___ Data for this task

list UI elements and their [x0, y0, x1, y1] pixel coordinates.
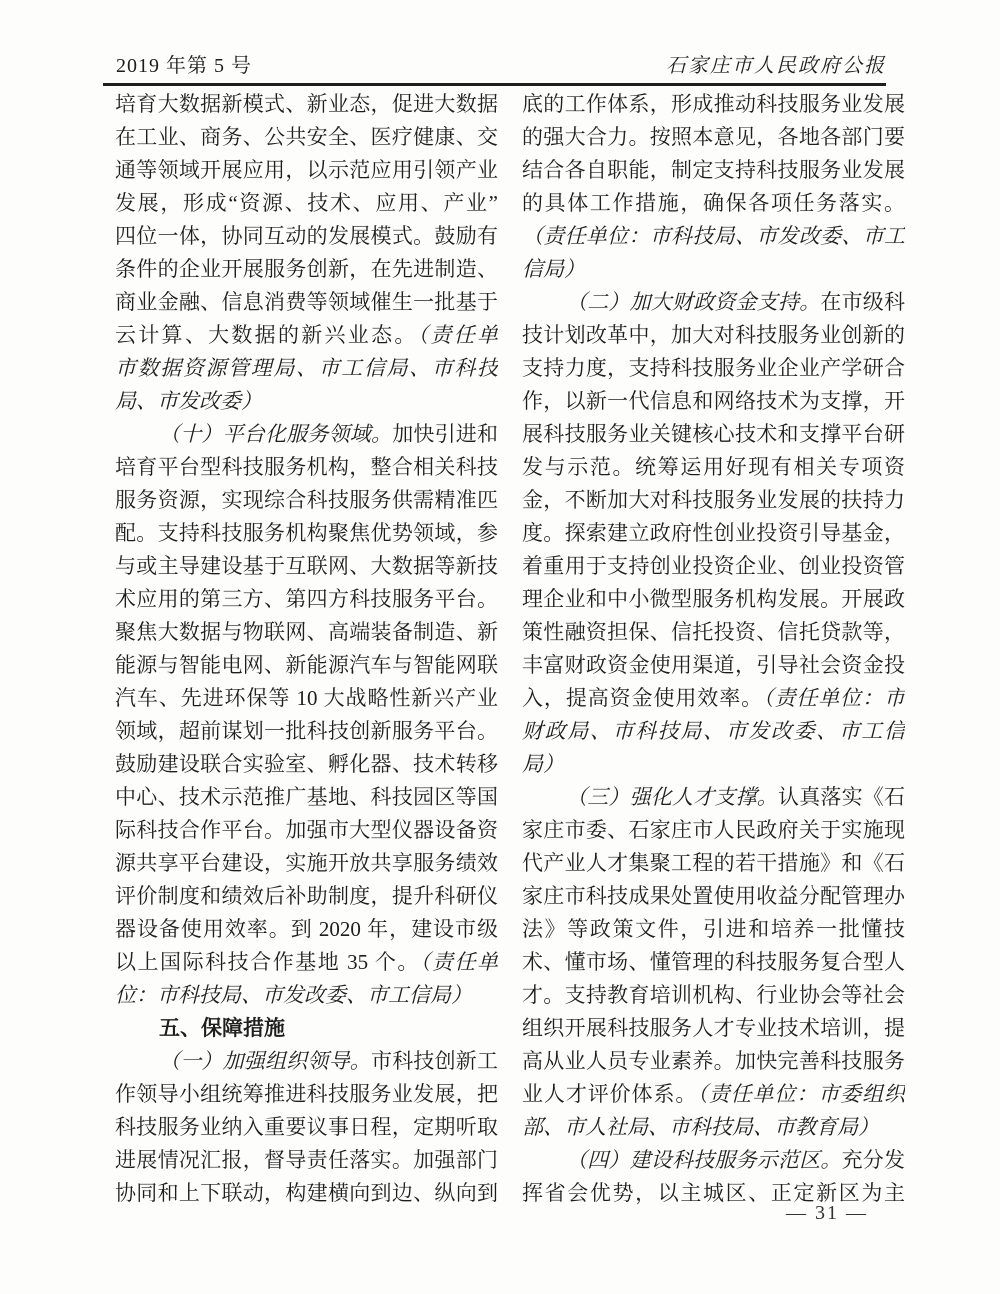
text-line: 术、懂市场、懂管理的科技服务复合型人: [522, 946, 905, 979]
text-run-kai: 局）: [522, 752, 564, 776]
text-run-song: 家庄市委、石家庄市人民政府关于实施现: [522, 818, 905, 842]
text-line: （一）加强组织领导。市科技创新工: [115, 1045, 498, 1078]
text-run-song: 评价制度和绩效后补助制度，提升科研仪: [115, 884, 498, 908]
text-run-kai: 位：市科技局、市发改委、市工信局）: [115, 983, 472, 1007]
text-line: 聚焦大数据与物联网、高端装备制造、新: [115, 616, 498, 649]
text-line: 际科技合作平台。加强市大型仪器设备资: [115, 814, 498, 847]
text-run-song: 代产业人才集聚工程的若干措施》和《石: [522, 851, 905, 875]
text-run-song: 结合各自职能，制定支持科技服务业发展: [522, 158, 905, 182]
right-column: 底的工作体系，形成推动科技服务业发展的强大合力。按照本意见，各地各部门要结合各自…: [522, 88, 905, 1210]
text-run-song: 入，提高资金使用效率。: [522, 686, 763, 710]
text-line: 协同和上下联动，构建横向到边、纵向到: [115, 1177, 498, 1210]
text-run-kai: （四）建设科技服务示范区。: [566, 1148, 842, 1172]
text-run-kai: （责任单位：市: [763, 686, 905, 710]
text-run-song: 展科技服务业关键核心技术和支撑平台研: [522, 422, 905, 446]
text-line: 家庄市科技成果处置使用收益分配管理办: [522, 880, 905, 913]
text-line: 业人才评价体系。（责任单位：市委组织: [522, 1078, 905, 1111]
page-header: 2019 年第 5 号 石家庄市人民政府公报: [116, 48, 886, 78]
text-line: 在工业、商务、公共安全、医疗健康、交: [115, 121, 498, 154]
text-line: 领域，超前谋划一批科技创新服务平台。: [115, 715, 498, 748]
text-line: 信局）: [522, 253, 905, 286]
header-rule: [103, 83, 886, 86]
text-line: 着重用于支持创业投资企业、创业投资管: [522, 550, 905, 583]
text-run-song: 在市级科: [820, 290, 905, 314]
text-line: 的具体工作措施，确保各项任务落实。: [522, 187, 905, 220]
text-run-song: 术、懂市场、懂管理的科技服务复合型人: [522, 950, 905, 974]
text-run-song: 理企业和中小微型服务机构发展。开展政: [522, 587, 905, 611]
text-run-song: 科技服务业纳入重要议事日程，定期听取: [115, 1115, 498, 1139]
text-run-song: 鼓励建设联合实验室、孵化器、技术转移: [115, 752, 498, 776]
text-run-song: 市科技创新工: [371, 1049, 498, 1073]
text-run-kai: 部、市人社局、市科技局、市教育局）: [522, 1115, 879, 1139]
text-line: 科技服务业纳入重要议事日程，定期听取: [115, 1111, 498, 1144]
text-line: 代产业人才集聚工程的若干措施》和《石: [522, 847, 905, 880]
text-line: 发展，形成“资源、技术、应用、产业”: [115, 187, 498, 220]
text-run-song: 法》等政策文件，引进和培养一批懂技: [522, 917, 905, 941]
text-run-song: 源共享平台建设，实施开放共享服务绩效: [115, 851, 498, 875]
text-line: 度。探索建立政府性创业投资引导基金，: [522, 517, 905, 550]
text-run-song: 培育大数据新模式、新业态，促进大数据: [115, 92, 498, 116]
text-line: （四）建设科技服务示范区。充分发: [522, 1144, 905, 1177]
text-line: 法》等政策文件，引进和培养一批懂技: [522, 913, 905, 946]
text-run-song: 在工业、商务、公共安全、医疗健康、交: [115, 125, 498, 149]
text-run-kai: 信局）: [522, 257, 585, 281]
text-line: 市数据资源管理局、市工信局、市科技: [115, 352, 498, 385]
gazette-page: 2019 年第 5 号 石家庄市人民政府公报 培育大数据新模式、新业态，促进大数…: [0, 0, 1000, 1294]
text-line: 理企业和中小微型服务机构发展。开展政: [522, 583, 905, 616]
text-line: 入，提高资金使用效率。（责任单位：市: [522, 682, 905, 715]
text-run-song: 高从业人员专业素养。加快完善科技服务: [522, 1049, 905, 1073]
text-line: 进展情况汇报，督导责任落实。加强部门: [115, 1144, 498, 1177]
text-line: 的强大合力。按照本意见，各地各部门要: [522, 121, 905, 154]
text-run-kai: （责任单位：市委组织: [697, 1082, 905, 1106]
text-run-song: 发展，形成“资源、技术、应用、产业”: [115, 191, 498, 215]
text-line: 通等领域开展应用，以示范应用引领产业: [115, 154, 498, 187]
text-run-kai: （二）加大财政资金支持。: [566, 290, 820, 314]
text-run-song: 作领导小组统筹推进科技服务业发展，把: [115, 1082, 498, 1106]
text-line: 商业金融、信息消费等领域催生一批基于: [115, 286, 498, 319]
text-line: 培育大数据新模式、新业态，促进大数据: [115, 88, 498, 121]
text-run-kai: 局、市发改委）: [115, 389, 262, 413]
text-run-song: 器设备使用效率。到 2020 年，建设市级: [115, 917, 498, 941]
text-run-song: 以上国际科技合作基地 35 个。: [115, 950, 420, 974]
text-line: 底的工作体系，形成推动科技服务业发展: [522, 88, 905, 121]
text-run-song: 家庄市科技成果处置使用收益分配管理办: [522, 884, 905, 908]
text-run-song: 组织开展科技服务人才专业技术培训，提: [522, 1016, 905, 1040]
text-run-song: 领域，超前谋划一批科技创新服务平台。: [115, 719, 498, 743]
text-line: 术应用的第三方、第四方科技服务平台。: [115, 583, 498, 616]
text-line: 高从业人员专业素养。加快完善科技服务: [522, 1045, 905, 1078]
text-run-kai: 市数据资源管理局、市工信局、市科技: [115, 356, 498, 380]
text-line: 器设备使用效率。到 2020 年，建设市级: [115, 913, 498, 946]
text-line: 源共享平台建设，实施开放共享服务绩效: [115, 847, 498, 880]
text-line: （三）强化人才支撑。认真落实《石: [522, 781, 905, 814]
text-run-song: 术应用的第三方、第四方科技服务平台。: [115, 587, 498, 611]
text-line: 局、市发改委）: [115, 385, 498, 418]
text-run-song: 发与示范。统筹运用好现有相关专项资: [522, 455, 905, 479]
text-run-kai: （一）加强组织领导。: [159, 1049, 371, 1073]
text-line: 家庄市委、石家庄市人民政府关于实施现: [522, 814, 905, 847]
text-run-kai: （责任单位：市科技局、市发改委、市工: [522, 224, 905, 248]
text-run-song: 进展情况汇报，督导责任落实。加强部门: [115, 1148, 498, 1172]
text-run-kai: （三）强化人才支撑。: [566, 785, 778, 809]
text-line: 与或主导建设基于互联网、大数据等新技: [115, 550, 498, 583]
text-line: 条件的企业开展服务创新，在先进制造、: [115, 253, 498, 286]
text-run-song: 聚焦大数据与物联网、高端装备制造、新: [115, 620, 498, 644]
text-run-hei: 五、保障措施: [159, 1017, 285, 1040]
text-line: 支持力度，支持科技服务业企业产学研合: [522, 352, 905, 385]
text-line: （责任单位：市科技局、市发改委、市工: [522, 220, 905, 253]
text-line: 财政局、市科技局、市发改委、市工信: [522, 715, 905, 748]
issue-number: 2019 年第 5 号: [116, 49, 252, 78]
text-line: 云计算、大数据的新兴业态。（责任单位：: [115, 319, 498, 352]
content-columns: 培育大数据新模式、新业态，促进大数据在工业、商务、公共安全、医疗健康、交通等领域…: [115, 88, 905, 1210]
text-run-song: 服务资源，实现综合科技服务供需精准匹: [115, 488, 498, 512]
text-run-song: 加快引进和: [392, 422, 498, 446]
text-run-song: 通等领域开展应用，以示范应用引领产业: [115, 158, 498, 182]
text-run-song: 云计算、大数据的新兴业态。: [115, 323, 418, 347]
text-run-song: 配。支持科技服务机构聚焦优势领域，参: [115, 521, 498, 545]
text-run-song: 技计划改革中，加大对科技服务业创新的: [522, 323, 905, 347]
text-run-song: 四位一体，协同互动的发展模式。鼓励有: [115, 224, 498, 248]
text-line: 服务资源，实现综合科技服务供需精准匹: [115, 484, 498, 517]
text-run-song: 策性融资担保、信托投资、信托贷款等，: [522, 620, 905, 644]
text-line: （十）平台化服务领域。加快引进和: [115, 418, 498, 451]
text-run-kai: （十）平台化服务领域。: [159, 422, 392, 446]
text-line: 配。支持科技服务机构聚焦优势领域，参: [115, 517, 498, 550]
text-run-song: 培育平台型科技服务机构，整合相关科技: [115, 455, 498, 479]
text-line: 四位一体，协同互动的发展模式。鼓励有: [115, 220, 498, 253]
text-run-song: 汽车、先进环保等 10 大战略性新兴产业: [115, 686, 498, 710]
text-run-song: 的强大合力。按照本意见，各地各部门要: [522, 125, 905, 149]
text-line: 汽车、先进环保等 10 大战略性新兴产业: [115, 682, 498, 715]
text-run-song: 协同和上下联动，构建横向到边、纵向到: [115, 1181, 498, 1205]
text-run-song: 商业金融、信息消费等领域催生一批基于: [115, 290, 498, 314]
text-run-song: 认真落实《石: [778, 785, 905, 809]
text-run-song: 才。支持教育培训机构、行业协会等社会: [522, 983, 905, 1007]
text-line: 部、市人社局、市科技局、市教育局）: [522, 1111, 905, 1144]
text-run-song: 支持力度，支持科技服务业企业产学研合: [522, 356, 905, 380]
text-line: 金，不断加大对科技服务业发展的扶持力: [522, 484, 905, 517]
text-run-song: 着重用于支持创业投资企业、创业投资管: [522, 554, 905, 578]
text-run-song: 作，以新一代信息和网络技术为支撑，开: [522, 389, 905, 413]
text-run-song: 度。探索建立政府性创业投资引导基金，: [522, 521, 905, 545]
text-line: 组织开展科技服务人才专业技术培训，提: [522, 1012, 905, 1045]
left-column: 培育大数据新模式、新业态，促进大数据在工业、商务、公共安全、医疗健康、交通等领域…: [115, 88, 498, 1210]
text-line: 中心、技术示范推广基地、科技园区等国: [115, 781, 498, 814]
text-line: 鼓励建设联合实验室、孵化器、技术转移: [115, 748, 498, 781]
text-line: 以上国际科技合作基地 35 个。（责任单: [115, 946, 498, 979]
text-line: 能源与智能电网、新能源汽车与智能网联: [115, 649, 498, 682]
text-run-song: 际科技合作平台。加强市大型仪器设备资: [115, 818, 498, 842]
text-run-song: 与或主导建设基于互联网、大数据等新技: [115, 554, 498, 578]
publication-title: 石家庄市人民政府公报: [666, 49, 886, 78]
text-run-kai: （责任单: [420, 950, 498, 974]
text-run-song: 中心、技术示范推广基地、科技园区等国: [115, 785, 498, 809]
text-line: 发与示范。统筹运用好现有相关专项资: [522, 451, 905, 484]
text-run-song: 条件的企业开展服务创新，在先进制造、: [115, 257, 498, 281]
text-line: 策性融资担保、信托投资、信托贷款等，: [522, 616, 905, 649]
text-line: 作，以新一代信息和网络技术为支撑，开: [522, 385, 905, 418]
text-line: 才。支持教育培训机构、行业协会等社会: [522, 979, 905, 1012]
text-line: （二）加大财政资金支持。在市级科: [522, 286, 905, 319]
text-line: 展科技服务业关键核心技术和支撑平台研: [522, 418, 905, 451]
text-line: 评价制度和绩效后补助制度，提升科研仪: [115, 880, 498, 913]
text-run-song: 能源与智能电网、新能源汽车与智能网联: [115, 653, 498, 677]
text-line: 丰富财政资金使用渠道，引导社会资金投: [522, 649, 905, 682]
text-run-song: 充分发: [842, 1148, 905, 1172]
text-run-song: 丰富财政资金使用渠道，引导社会资金投: [522, 653, 905, 677]
text-line: 局）: [522, 748, 905, 781]
text-line: 作领导小组统筹推进科技服务业发展，把: [115, 1078, 498, 1111]
text-line: 培育平台型科技服务机构，整合相关科技: [115, 451, 498, 484]
page-number: — 31 —: [772, 1202, 882, 1225]
text-run-song: 的具体工作措施，确保各项任务落实。: [522, 191, 905, 215]
text-run-song: 金，不断加大对科技服务业发展的扶持力: [522, 488, 905, 512]
text-line: 技计划改革中，加大对科技服务业创新的: [522, 319, 905, 352]
text-line: 五、保障措施: [115, 1012, 498, 1045]
text-run-kai: 财政局、市科技局、市发改委、市工信: [522, 719, 905, 743]
text-run-song: 业人才评价体系。: [522, 1082, 697, 1106]
text-line: 结合各自职能，制定支持科技服务业发展: [522, 154, 905, 187]
text-line: 位：市科技局、市发改委、市工信局）: [115, 979, 498, 1012]
text-run-song: 底的工作体系，形成推动科技服务业发展: [522, 92, 905, 116]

______

**Exercise directions**
Echo the records lines starting at the line containing "text-line: 术、懂市场、懂管理的科技服务复合型人: [522, 946, 905, 979]" and ending after the line containing "text-line: 际科技合作平台。加强市大型仪器设备资: [115, 814, 498, 847]", both included.

**Answer to this exercise**
text-line: 术、懂市场、懂管理的科技服务复合型人: [522, 946, 905, 979]
text-run-kai: 局）: [522, 752, 564, 776]
text-run-song: 家庄市委、石家庄市人民政府关于实施现: [522, 818, 905, 842]
text-line: （一）加强组织领导。市科技创新工: [115, 1045, 498, 1078]
text-run-song: 评价制度和绩效后补助制度，提升科研仪: [115, 884, 498, 908]
text-run-kai: 位：市科技局、市发改委、市工信局）: [115, 983, 472, 1007]
text-line: 聚焦大数据与物联网、高端装备制造、新: [115, 616, 498, 649]
text-line: 际科技合作平台。加强市大型仪器设备资: [115, 814, 498, 847]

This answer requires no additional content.